» WRITTEN TASK
Count lines with "underlying" in them. Report only the total.

» PROVIDED RECORDS
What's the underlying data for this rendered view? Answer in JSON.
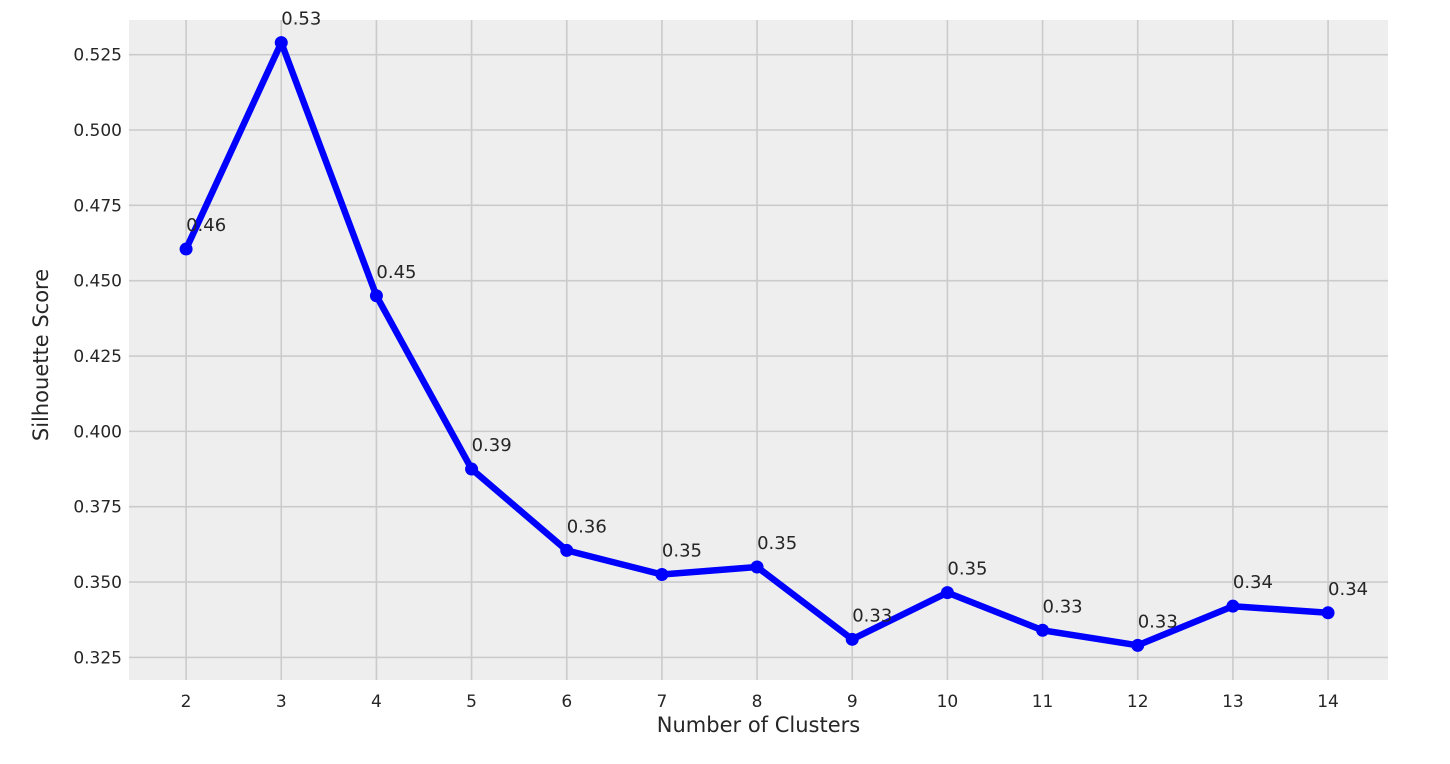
{
  "chart_data": {
    "type": "line",
    "title": "",
    "xlabel": "Number of Clusters",
    "ylabel": "Silhouette Score",
    "x": [
      2,
      3,
      4,
      5,
      6,
      7,
      8,
      9,
      10,
      11,
      12,
      13,
      14
    ],
    "y": [
      0.4605,
      0.529,
      0.445,
      0.3875,
      0.3605,
      0.3525,
      0.355,
      0.331,
      0.3465,
      0.334,
      0.329,
      0.342,
      0.3398
    ],
    "data_labels": [
      "0.46",
      "0.53",
      "0.45",
      "0.39",
      "0.36",
      "0.35",
      "0.35",
      "0.33",
      "0.35",
      "0.33",
      "0.33",
      "0.34",
      "0.34"
    ],
    "x_ticks": [
      "2",
      "3",
      "4",
      "5",
      "6",
      "7",
      "8",
      "9",
      "10",
      "11",
      "12",
      "13",
      "14"
    ],
    "y_ticks": [
      0.325,
      0.35,
      0.375,
      0.4,
      0.425,
      0.45,
      0.475,
      0.5,
      0.525
    ],
    "y_tick_labels": [
      "0.325",
      "0.350",
      "0.375",
      "0.400",
      "0.425",
      "0.450",
      "0.475",
      "0.500",
      "0.525"
    ],
    "xlim": [
      1.4,
      14.63
    ],
    "ylim": [
      0.3175,
      0.5365
    ],
    "grid": true,
    "colors": {
      "line": "#0000ff",
      "background": "#eeeeee",
      "grid": "#cbcbcb",
      "text": "#262626"
    }
  }
}
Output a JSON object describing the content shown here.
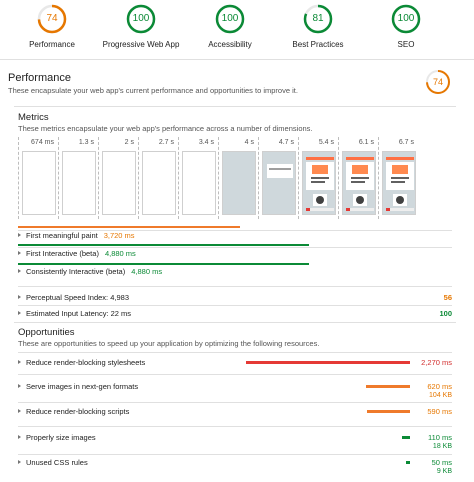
{
  "colors": {
    "orange": "#e67700",
    "green": "#0b8a36",
    "red": "#d32f2f",
    "orange_bar": "#ef7a2b",
    "red_bar": "#e53935"
  },
  "scores": [
    {
      "label": "Performance",
      "value": "74",
      "color": "#e67700",
      "level": 0.74
    },
    {
      "label": "Progressive Web App",
      "value": "100",
      "color": "#0b8a36",
      "level": 1.0
    },
    {
      "label": "Accessibility",
      "value": "100",
      "color": "#0b8a36",
      "level": 1.0
    },
    {
      "label": "Best Practices",
      "value": "81",
      "color": "#0b8a36",
      "level": 0.81
    },
    {
      "label": "SEO",
      "value": "100",
      "color": "#0b8a36",
      "level": 1.0
    }
  ],
  "performance": {
    "title": "Performance",
    "description": "These encapsulate your web app's current performance and opportunities to improve it.",
    "score": "74"
  },
  "metrics": {
    "title": "Metrics",
    "description": "These metrics encapsulate your web app's performance across a number of dimensions.",
    "filmstrip_times": [
      "674 ms",
      "1.3 s",
      "2 s",
      "2.7 s",
      "3.4 s",
      "4 s",
      "4.7 s",
      "5.4 s",
      "6.1 s",
      "6.7 s"
    ],
    "rows": [
      {
        "name": "First meaningful paint",
        "value": "3,720 ms",
        "score": ""
      },
      {
        "name": "First Interactive (beta)",
        "value": "4,880 ms",
        "score": ""
      },
      {
        "name": "Consistently Interactive (beta)",
        "value": "4,880 ms",
        "score": ""
      },
      {
        "name": "Perceptual Speed Index: 4,983",
        "value": "",
        "score": "56"
      },
      {
        "name": "Estimated Input Latency: 22 ms",
        "value": "",
        "score": "100"
      }
    ]
  },
  "opportunities": {
    "title": "Opportunities",
    "description": "These are opportunities to speed up your application by optimizing the following resources.",
    "rows": [
      {
        "name": "Reduce render-blocking stylesheets",
        "value": "2,270 ms",
        "sub": "",
        "fraction": 1.0
      },
      {
        "name": "Serve images in next-gen formats",
        "value": "620 ms",
        "sub": "104 KB",
        "fraction": 0.27
      },
      {
        "name": "Reduce render-blocking scripts",
        "value": "590 ms",
        "sub": "",
        "fraction": 0.26
      },
      {
        "name": "Properly size images",
        "value": "110 ms",
        "sub": "18 KB",
        "fraction": 0.05
      },
      {
        "name": "Unused CSS rules",
        "value": "50 ms",
        "sub": "9 KB",
        "fraction": 0.02
      }
    ]
  }
}
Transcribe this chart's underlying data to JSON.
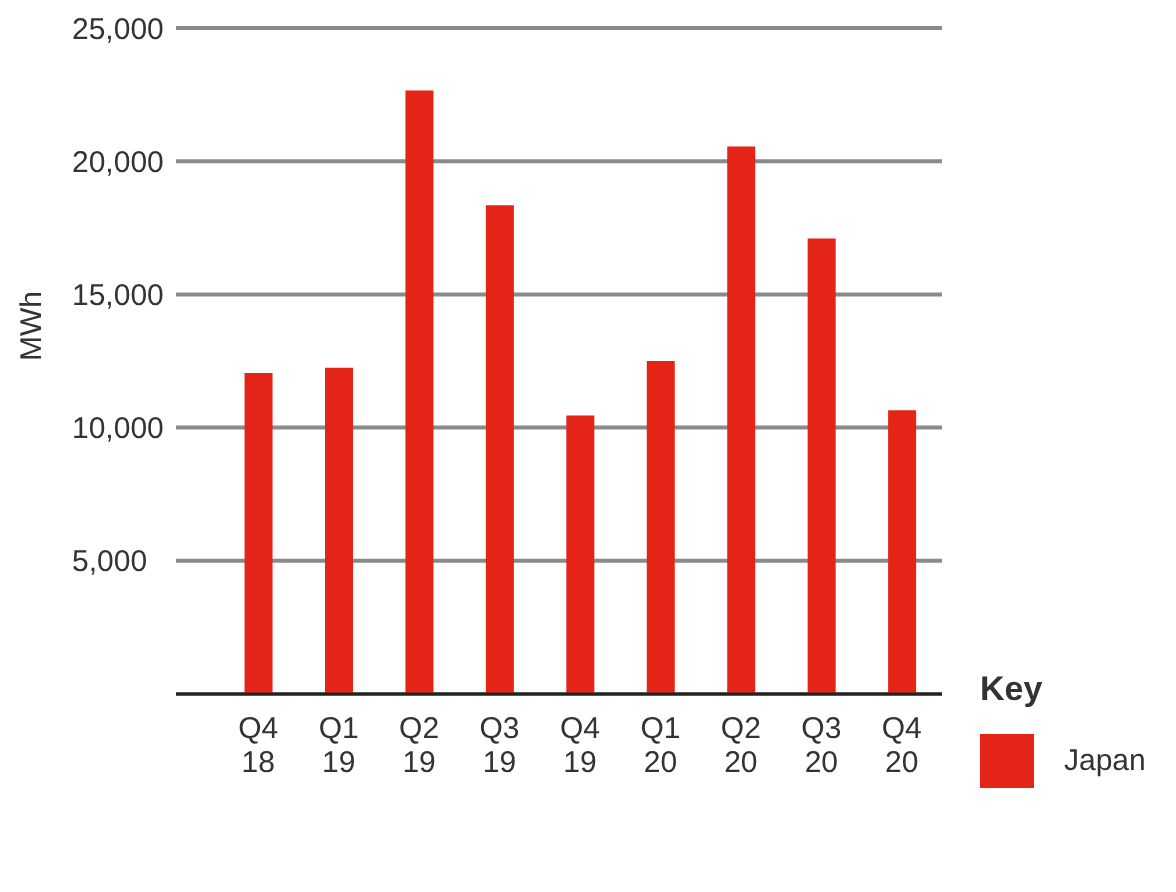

» WRITTEN ANSWER
2